• Your objective: Update the records from the first line through the line that contains "x-tick-label: 1997 bbox=[212, 564, 261, 613]", replacing "download-icon" with "export-icon" and leaving everything else unchanged.

• Input records:
※ ※ ※

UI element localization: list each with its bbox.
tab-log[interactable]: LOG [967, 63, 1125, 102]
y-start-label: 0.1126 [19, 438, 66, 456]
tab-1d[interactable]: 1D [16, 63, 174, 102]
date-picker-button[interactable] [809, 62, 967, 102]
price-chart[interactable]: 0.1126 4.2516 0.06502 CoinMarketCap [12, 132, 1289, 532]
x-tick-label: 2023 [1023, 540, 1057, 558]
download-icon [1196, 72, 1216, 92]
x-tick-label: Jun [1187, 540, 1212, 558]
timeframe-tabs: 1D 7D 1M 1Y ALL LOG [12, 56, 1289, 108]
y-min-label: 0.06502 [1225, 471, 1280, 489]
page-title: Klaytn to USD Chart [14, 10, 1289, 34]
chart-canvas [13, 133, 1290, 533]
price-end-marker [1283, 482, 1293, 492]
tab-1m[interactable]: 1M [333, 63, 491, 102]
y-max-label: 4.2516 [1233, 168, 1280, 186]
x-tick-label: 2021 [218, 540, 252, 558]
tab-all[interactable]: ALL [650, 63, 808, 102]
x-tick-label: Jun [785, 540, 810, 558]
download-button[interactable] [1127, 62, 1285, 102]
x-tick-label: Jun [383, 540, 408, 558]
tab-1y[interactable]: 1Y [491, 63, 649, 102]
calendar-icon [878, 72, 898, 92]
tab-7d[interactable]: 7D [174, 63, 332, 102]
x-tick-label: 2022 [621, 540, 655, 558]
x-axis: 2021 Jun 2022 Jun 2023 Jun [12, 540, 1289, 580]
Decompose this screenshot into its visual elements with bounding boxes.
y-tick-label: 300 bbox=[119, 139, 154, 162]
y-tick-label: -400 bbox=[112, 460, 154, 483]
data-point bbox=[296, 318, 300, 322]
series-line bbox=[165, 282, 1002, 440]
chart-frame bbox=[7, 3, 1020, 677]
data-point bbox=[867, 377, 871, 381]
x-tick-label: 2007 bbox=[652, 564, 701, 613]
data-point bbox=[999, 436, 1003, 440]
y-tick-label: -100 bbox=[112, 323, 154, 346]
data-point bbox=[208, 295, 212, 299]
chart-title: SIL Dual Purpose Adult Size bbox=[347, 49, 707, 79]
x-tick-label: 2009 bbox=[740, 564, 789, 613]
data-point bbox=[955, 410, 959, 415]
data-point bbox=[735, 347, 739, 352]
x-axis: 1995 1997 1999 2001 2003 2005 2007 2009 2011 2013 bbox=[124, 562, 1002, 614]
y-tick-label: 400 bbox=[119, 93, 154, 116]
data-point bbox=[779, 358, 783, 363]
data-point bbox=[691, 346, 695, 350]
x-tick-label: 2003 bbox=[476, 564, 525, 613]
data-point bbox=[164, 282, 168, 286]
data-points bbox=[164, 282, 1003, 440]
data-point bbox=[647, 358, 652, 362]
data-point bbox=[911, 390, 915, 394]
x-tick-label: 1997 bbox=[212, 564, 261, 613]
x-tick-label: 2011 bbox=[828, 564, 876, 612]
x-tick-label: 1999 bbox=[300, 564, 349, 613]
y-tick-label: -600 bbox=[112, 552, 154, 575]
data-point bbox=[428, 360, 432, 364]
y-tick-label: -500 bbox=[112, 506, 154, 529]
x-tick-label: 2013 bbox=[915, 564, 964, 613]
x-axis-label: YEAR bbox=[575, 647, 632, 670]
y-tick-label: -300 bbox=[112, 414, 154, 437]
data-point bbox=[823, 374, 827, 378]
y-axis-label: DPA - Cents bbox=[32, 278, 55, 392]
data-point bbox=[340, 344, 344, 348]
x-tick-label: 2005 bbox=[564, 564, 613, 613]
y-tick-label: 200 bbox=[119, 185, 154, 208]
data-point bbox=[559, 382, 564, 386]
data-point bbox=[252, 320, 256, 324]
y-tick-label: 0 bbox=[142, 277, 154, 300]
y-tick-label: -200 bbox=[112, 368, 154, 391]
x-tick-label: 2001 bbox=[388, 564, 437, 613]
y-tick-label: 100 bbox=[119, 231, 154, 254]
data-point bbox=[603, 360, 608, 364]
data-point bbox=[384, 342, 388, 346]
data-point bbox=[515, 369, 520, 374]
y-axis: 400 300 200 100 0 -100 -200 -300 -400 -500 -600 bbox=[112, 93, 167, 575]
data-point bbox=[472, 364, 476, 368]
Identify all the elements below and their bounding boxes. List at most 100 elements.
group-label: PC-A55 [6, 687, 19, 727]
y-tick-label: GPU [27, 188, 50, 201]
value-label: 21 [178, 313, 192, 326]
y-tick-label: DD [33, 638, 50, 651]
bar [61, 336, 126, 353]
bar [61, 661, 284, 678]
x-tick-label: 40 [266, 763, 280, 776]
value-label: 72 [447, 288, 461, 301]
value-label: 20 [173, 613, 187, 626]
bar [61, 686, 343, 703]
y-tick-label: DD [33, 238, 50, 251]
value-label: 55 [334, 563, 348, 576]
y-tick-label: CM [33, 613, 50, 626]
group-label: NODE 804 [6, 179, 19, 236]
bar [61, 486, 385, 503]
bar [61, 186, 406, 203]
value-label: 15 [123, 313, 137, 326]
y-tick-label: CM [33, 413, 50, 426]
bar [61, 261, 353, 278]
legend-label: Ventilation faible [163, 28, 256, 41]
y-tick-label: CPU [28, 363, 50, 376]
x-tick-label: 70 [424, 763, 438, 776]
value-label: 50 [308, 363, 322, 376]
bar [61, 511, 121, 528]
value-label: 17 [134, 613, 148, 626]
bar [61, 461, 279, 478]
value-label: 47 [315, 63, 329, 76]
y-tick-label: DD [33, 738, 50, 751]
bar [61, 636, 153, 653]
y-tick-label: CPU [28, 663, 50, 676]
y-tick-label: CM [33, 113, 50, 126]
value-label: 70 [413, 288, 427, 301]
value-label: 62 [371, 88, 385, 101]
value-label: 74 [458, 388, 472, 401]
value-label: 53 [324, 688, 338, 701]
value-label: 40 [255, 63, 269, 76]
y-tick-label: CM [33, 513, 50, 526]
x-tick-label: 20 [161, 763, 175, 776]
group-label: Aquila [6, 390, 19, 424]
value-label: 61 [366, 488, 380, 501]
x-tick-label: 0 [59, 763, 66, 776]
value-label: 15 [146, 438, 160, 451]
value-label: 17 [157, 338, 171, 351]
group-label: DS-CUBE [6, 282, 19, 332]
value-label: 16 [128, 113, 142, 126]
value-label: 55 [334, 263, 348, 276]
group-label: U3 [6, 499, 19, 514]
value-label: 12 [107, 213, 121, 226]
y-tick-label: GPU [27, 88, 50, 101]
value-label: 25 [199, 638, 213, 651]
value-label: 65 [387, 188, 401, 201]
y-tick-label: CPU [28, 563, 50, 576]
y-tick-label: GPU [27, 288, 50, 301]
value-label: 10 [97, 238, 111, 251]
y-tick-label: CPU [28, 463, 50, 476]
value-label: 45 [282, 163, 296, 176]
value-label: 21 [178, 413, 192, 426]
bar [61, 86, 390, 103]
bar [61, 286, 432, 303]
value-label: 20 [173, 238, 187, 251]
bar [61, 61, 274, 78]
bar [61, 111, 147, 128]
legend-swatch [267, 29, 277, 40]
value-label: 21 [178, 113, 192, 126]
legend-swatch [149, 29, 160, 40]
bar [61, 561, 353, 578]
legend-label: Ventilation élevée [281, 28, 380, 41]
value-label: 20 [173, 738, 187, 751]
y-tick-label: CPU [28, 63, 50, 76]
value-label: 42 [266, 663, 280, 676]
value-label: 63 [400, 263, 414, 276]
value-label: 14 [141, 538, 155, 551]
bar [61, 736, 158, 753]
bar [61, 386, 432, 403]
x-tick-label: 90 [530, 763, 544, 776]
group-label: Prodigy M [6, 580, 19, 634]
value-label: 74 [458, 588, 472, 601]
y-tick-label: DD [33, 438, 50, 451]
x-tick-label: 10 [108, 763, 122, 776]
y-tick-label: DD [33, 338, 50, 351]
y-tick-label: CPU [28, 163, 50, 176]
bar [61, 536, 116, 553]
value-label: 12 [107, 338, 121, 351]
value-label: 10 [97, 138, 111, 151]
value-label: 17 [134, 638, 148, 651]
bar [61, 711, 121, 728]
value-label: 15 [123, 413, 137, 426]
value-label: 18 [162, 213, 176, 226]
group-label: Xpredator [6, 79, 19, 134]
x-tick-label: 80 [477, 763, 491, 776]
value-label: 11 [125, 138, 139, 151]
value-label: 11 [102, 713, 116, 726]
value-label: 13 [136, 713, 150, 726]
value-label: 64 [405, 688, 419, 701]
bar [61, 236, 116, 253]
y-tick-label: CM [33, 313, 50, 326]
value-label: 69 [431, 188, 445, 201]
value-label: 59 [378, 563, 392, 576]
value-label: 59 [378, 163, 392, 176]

※ ※ ※

• The output:
UI element localization: list each with its bbox.
tab-log[interactable]: LOG [967, 63, 1125, 102]
y-start-label: 0.1126 [19, 438, 66, 456]
tab-1d[interactable]: 1D [16, 63, 174, 102]
date-picker-button[interactable] [809, 62, 967, 102]
price-chart[interactable]: 0.1126 4.2516 0.06502 CoinMarketCap [12, 132, 1289, 532]
x-tick-label: 2023 [1023, 540, 1057, 558]
export-icon [1196, 72, 1216, 92]
x-tick-label: Jun [1187, 540, 1212, 558]
timeframe-tabs: 1D 7D 1M 1Y ALL LOG [12, 56, 1289, 108]
y-min-label: 0.06502 [1225, 471, 1280, 489]
page-title: Klaytn to USD Chart [14, 10, 1289, 34]
chart-canvas [13, 133, 1290, 533]
price-end-marker [1283, 482, 1293, 492]
tab-1m[interactable]: 1M [333, 63, 491, 102]
y-max-label: 4.2516 [1233, 168, 1280, 186]
x-tick-label: 2021 [218, 540, 252, 558]
tab-all[interactable]: ALL [650, 63, 808, 102]
x-tick-label: Jun [785, 540, 810, 558]
download-button[interactable] [1127, 62, 1285, 102]
x-tick-label: Jun [383, 540, 408, 558]
tab-1y[interactable]: 1Y [491, 63, 649, 102]
calendar-icon [878, 72, 898, 92]
tab-7d[interactable]: 7D [174, 63, 332, 102]
x-tick-label: 2022 [621, 540, 655, 558]
x-axis: 2021 Jun 2022 Jun 2023 Jun [12, 540, 1289, 580]
Decompose this screenshot into its visual elements with bounding boxes.
y-tick-label: 300 bbox=[119, 139, 154, 162]
y-tick-label: -400 bbox=[112, 460, 154, 483]
data-point bbox=[296, 318, 300, 322]
series-line bbox=[165, 282, 1002, 440]
chart-frame bbox=[7, 3, 1020, 677]
data-point bbox=[867, 377, 871, 381]
x-tick-label: 2007 bbox=[652, 564, 701, 613]
data-point bbox=[999, 436, 1003, 440]
y-tick-label: -100 bbox=[112, 323, 154, 346]
data-point bbox=[208, 295, 212, 299]
chart-title: SIL Dual Purpose Adult Size bbox=[347, 49, 707, 79]
x-tick-label: 2009 bbox=[740, 564, 789, 613]
data-point bbox=[955, 410, 959, 415]
data-point bbox=[735, 347, 739, 352]
x-axis: 1995 1997 1999 2001 2003 2005 2007 2009 2011 2013 bbox=[124, 562, 1002, 614]
y-tick-label: 400 bbox=[119, 93, 154, 116]
data-point bbox=[779, 358, 783, 363]
data-point bbox=[691, 346, 695, 350]
x-tick-label: 2003 bbox=[476, 564, 525, 613]
data-point bbox=[164, 282, 168, 286]
data-points bbox=[164, 282, 1003, 440]
data-point bbox=[647, 358, 652, 362]
data-point bbox=[911, 390, 915, 394]
x-tick-label: 1997 bbox=[212, 564, 261, 613]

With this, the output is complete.